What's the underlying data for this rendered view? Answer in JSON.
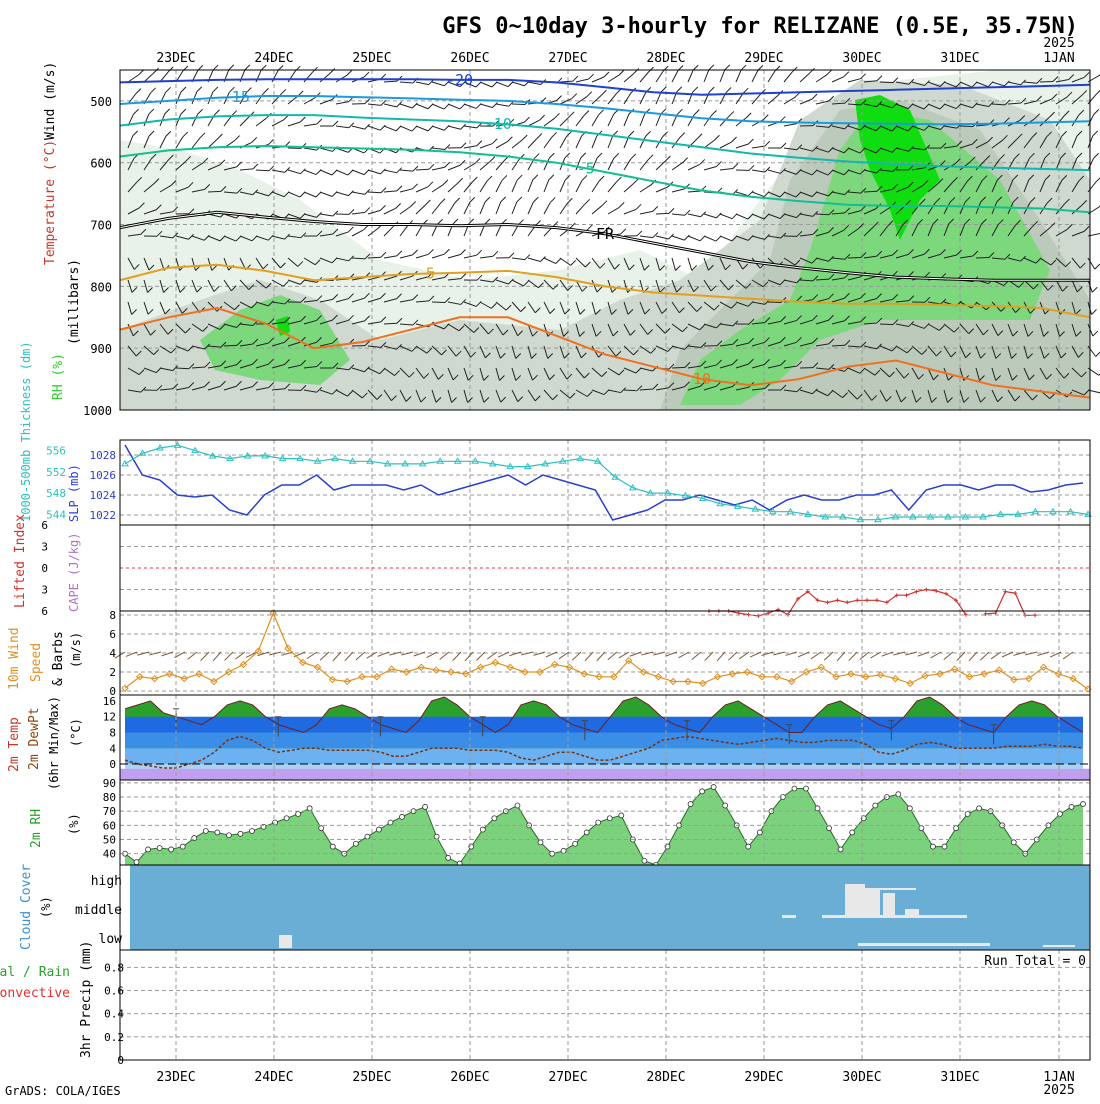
{
  "title": "GFS 0~10day 3-hourly for RELIZANE (0.5E, 35.75N)",
  "credit": "GrADS: COLA/IGES",
  "time_axis": {
    "dates": [
      "23DEC",
      "24DEC",
      "25DEC",
      "26DEC",
      "27DEC",
      "28DEC",
      "29DEC",
      "30DEC",
      "31DEC",
      "1JAN"
    ],
    "year": "2025"
  },
  "colors": {
    "slp": "#2a3fd0",
    "thickness": "#30c0c0",
    "lifted_index": "#d03030",
    "wind10m": "#e09020",
    "temp_fill": "#2ca02c",
    "rh_fill": "#22cc22",
    "cloud_bg": "#6aaed6",
    "cloud_fill": "#e8e8e8",
    "rh_dark": "#33cc33"
  },
  "chart_data": [
    {
      "id": "upper-air",
      "type": "line",
      "ylabel_parts": [
        "Wind (m/s)",
        "Temperature (°C)",
        "RH (%)"
      ],
      "ylabel2": "(millibars)",
      "yticks": [
        500,
        600,
        700,
        800,
        900,
        1000
      ],
      "isotherms": [
        {
          "name": "-20",
          "label_x": 0.35,
          "y": [
            470,
            468,
            466,
            465,
            465,
            465,
            465,
            466,
            466,
            470,
            478,
            486,
            490,
            488,
            486,
            484,
            482,
            480,
            478,
            476,
            474
          ]
        },
        {
          "name": "-15",
          "label_x": 0.12,
          "y": [
            505,
            500,
            495,
            492,
            492,
            494,
            496,
            498,
            500,
            505,
            512,
            520,
            528,
            533,
            535,
            536,
            537,
            538,
            537,
            535,
            533
          ]
        },
        {
          "name": "-10",
          "label_x": 0.39,
          "y": [
            540,
            530,
            525,
            523,
            523,
            527,
            530,
            533,
            538,
            545,
            555,
            565,
            575,
            585,
            592,
            598,
            602,
            606,
            608,
            610,
            612
          ]
        },
        {
          "name": "-5",
          "label_x": 0.48,
          "y": [
            590,
            580,
            575,
            573,
            575,
            577,
            579,
            583,
            590,
            600,
            615,
            630,
            645,
            655,
            662,
            668,
            670,
            670,
            672,
            674,
            680
          ]
        },
        {
          "name": "0",
          "label_x": 0.5,
          "y": [
            705,
            690,
            680,
            688,
            695,
            700,
            700,
            702,
            700,
            705,
            715,
            730,
            745,
            760,
            770,
            778,
            785,
            788,
            790,
            790,
            790
          ]
        },
        {
          "name": "5",
          "label_x": 0.32,
          "y": [
            790,
            770,
            765,
            775,
            790,
            785,
            780,
            778,
            775,
            785,
            800,
            810,
            815,
            820,
            825,
            828,
            828,
            830,
            832,
            835,
            850
          ]
        },
        {
          "name": "10",
          "label_x": 0.6,
          "y": [
            870,
            850,
            835,
            860,
            900,
            890,
            870,
            850,
            850,
            880,
            910,
            930,
            950,
            960,
            950,
            930,
            920,
            940,
            960,
            970,
            980
          ]
        }
      ],
      "rh_contours": [
        "30",
        "50",
        "70",
        "90"
      ],
      "freezing_label": "FR"
    },
    {
      "id": "slp-thickness",
      "type": "line",
      "ylabel_left": "1000-500mb Thickness (dm)",
      "ylabel_right": "SLP (mb)",
      "yticks_left": [
        544,
        548,
        552,
        556
      ],
      "yticks_right": [
        1022,
        1024,
        1026,
        1028
      ],
      "series": [
        {
          "name": "SLP",
          "axis": "right",
          "values": [
            1029,
            1026,
            1025.5,
            1024,
            1023.8,
            1024,
            1022.5,
            1022,
            1024,
            1025,
            1025,
            1026,
            1024.5,
            1025,
            1025,
            1025,
            1024.5,
            1025,
            1024,
            1024.5,
            1025,
            1025.5,
            1026,
            1025,
            1026,
            1025.5,
            1025,
            1024.5,
            1021.5,
            1022,
            1022.5,
            1023.5,
            1023.5,
            1024,
            1023.5,
            1023,
            1023.5,
            1022.5,
            1023.5,
            1024,
            1023.5,
            1023.5,
            1024,
            1024,
            1024.5,
            1022.5,
            1024.5,
            1025,
            1025,
            1024.5,
            1025,
            1025,
            1024.3,
            1024.5,
            1025,
            1025.2
          ]
        },
        {
          "name": "Thickness",
          "axis": "left",
          "values": [
            553.5,
            555.5,
            556.5,
            557,
            556,
            555,
            554.5,
            555,
            555,
            554.5,
            554.5,
            554,
            554.5,
            554,
            554,
            553.5,
            553.5,
            553.5,
            554,
            554,
            554,
            553.5,
            553,
            553,
            553.5,
            554,
            554.5,
            554,
            551,
            549,
            548,
            548,
            547.5,
            547,
            546,
            545.5,
            545,
            544.5,
            544.5,
            544,
            543.5,
            543.5,
            543,
            543,
            543.5,
            543.5,
            543.5,
            543.5,
            543.5,
            543.5,
            544,
            544,
            544.5,
            544.5,
            544.5,
            544
          ]
        }
      ]
    },
    {
      "id": "cape-li",
      "type": "line",
      "ylabel_left": "Lifted Index",
      "ylabel_right": "CAPE (J/kg)",
      "yticks": [
        "6",
        "3",
        "0",
        "3",
        "6"
      ],
      "series": [
        {
          "name": "Lifted Index",
          "x_start": 33,
          "values": [
            6,
            6,
            6,
            6.3,
            6.5,
            6.7,
            6.3,
            5.8,
            6.5,
            4.3,
            3.3,
            4.5,
            4.8,
            4.5,
            4.8,
            4.5,
            4.5,
            4.5,
            4.8,
            3.8,
            3.8,
            3.3,
            3,
            3.2,
            3.6,
            4.5,
            6.5,
            6.4,
            6.4,
            6.3,
            3.3,
            3.5,
            6.6,
            6.6
          ]
        }
      ]
    },
    {
      "id": "wind10m",
      "type": "line",
      "ylabel": "10m Wind Speed & Barbs (m/s)",
      "yticks": [
        0,
        2,
        4,
        6,
        8
      ],
      "series": [
        {
          "name": "10m Wind Speed",
          "values": [
            0.3,
            1.5,
            1.3,
            1.8,
            1.3,
            1.8,
            1,
            2,
            2.8,
            4.2,
            8.2,
            4.5,
            3,
            2.5,
            1.2,
            1,
            1.5,
            1.5,
            2.3,
            2,
            2.5,
            2.2,
            2,
            1.8,
            2.5,
            3,
            2.5,
            2,
            2,
            2.8,
            2.5,
            1.8,
            1.5,
            1.5,
            3.2,
            2,
            1.5,
            1,
            1,
            0.8,
            1.5,
            1.8,
            2,
            1.5,
            1.5,
            1,
            2,
            2.5,
            1.5,
            1.8,
            1.5,
            1.7,
            1.3,
            0.8,
            1.6,
            1.8,
            2.3,
            1.5,
            1.8,
            2.2,
            1.2,
            1.3,
            2.5,
            1.8,
            1.3,
            0.2
          ]
        }
      ]
    },
    {
      "id": "temp2m",
      "type": "area",
      "ylabel": "2m Temp 2m DewPt (6hr Min/Max) (°C)",
      "yticks": [
        0,
        4,
        8,
        12,
        16
      ],
      "series": [
        {
          "name": "2m Temp",
          "values": [
            14,
            15,
            16,
            13,
            12,
            11,
            10,
            12,
            15,
            16,
            15,
            12,
            10,
            9,
            8,
            10,
            14,
            15,
            14,
            12,
            10,
            9,
            8,
            11,
            16,
            17,
            15,
            12,
            10,
            8,
            10,
            15,
            16,
            15,
            12,
            10,
            9,
            8,
            12,
            16,
            17,
            15,
            12,
            10,
            9,
            8,
            12,
            15,
            16,
            14,
            12,
            10,
            8,
            8,
            12,
            15,
            16,
            14,
            12,
            10,
            9,
            12,
            16,
            17,
            15,
            12,
            10,
            9,
            8,
            12,
            15,
            16,
            15,
            12,
            10,
            8
          ]
        },
        {
          "name": "2m DewPt",
          "values": [
            1,
            0,
            -0.5,
            -1,
            -1,
            0,
            1,
            3,
            6,
            7,
            6,
            4,
            3,
            3.5,
            4,
            4,
            3.5,
            3.5,
            3.5,
            3.5,
            3,
            2,
            2,
            3,
            4,
            4,
            4,
            3.5,
            3.5,
            3.5,
            3,
            1.5,
            1,
            2,
            3,
            3,
            2,
            1,
            1,
            2,
            3,
            4,
            6,
            6.5,
            7,
            6.5,
            6,
            5.5,
            5,
            5.5,
            6,
            6.5,
            6,
            5.5,
            5.5,
            6,
            6,
            6,
            5,
            3,
            2.5,
            3.5,
            5,
            5.5,
            5,
            4,
            4,
            4,
            4,
            4.5,
            4.5,
            4.5,
            5,
            4.5,
            4.5,
            4
          ]
        }
      ]
    },
    {
      "id": "rh2m",
      "type": "area",
      "ylabel": "2m RH (%)",
      "yticks": [
        40,
        50,
        60,
        70,
        80,
        90
      ],
      "series": [
        {
          "name": "2m RH",
          "values": [
            40,
            34,
            43,
            44,
            43,
            45,
            51,
            56,
            55,
            53,
            54,
            56,
            59,
            62,
            65,
            68,
            72,
            58,
            45,
            40,
            47,
            52,
            57,
            62,
            66,
            70,
            73,
            52,
            37,
            33,
            45,
            57,
            65,
            70,
            74,
            60,
            48,
            40,
            42,
            47,
            55,
            62,
            65,
            67,
            50,
            35,
            32,
            45,
            60,
            75,
            84,
            87,
            74,
            60,
            45,
            55,
            70,
            80,
            86,
            86,
            72,
            58,
            43,
            55,
            65,
            74,
            80,
            82,
            72,
            58,
            45,
            45,
            58,
            68,
            72,
            70,
            60,
            48,
            40,
            50,
            60,
            68,
            73,
            75
          ]
        }
      ]
    },
    {
      "id": "cloud",
      "type": "bar",
      "ylabel": "Cloud Cover (%)",
      "ytick_labels": [
        "high",
        "middle",
        "low"
      ],
      "layers": [
        "high",
        "middle",
        "low"
      ]
    },
    {
      "id": "precip",
      "type": "bar",
      "ylabel": "3hr Precip (mm)",
      "ylabel_rain": "Total / Rain",
      "ylabel_conv": "Convective",
      "yticks": [
        "0",
        "0.2",
        "0.4",
        "0.6",
        "0.8"
      ],
      "run_total": "Run Total = 0",
      "values": []
    }
  ]
}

::::::::::

[WHAT THIS TASK INVOLVES]: Give the count of lines in the listing that hold the word "Total", with no other text.

[OUTPUT OF THE EXERCISE]: 2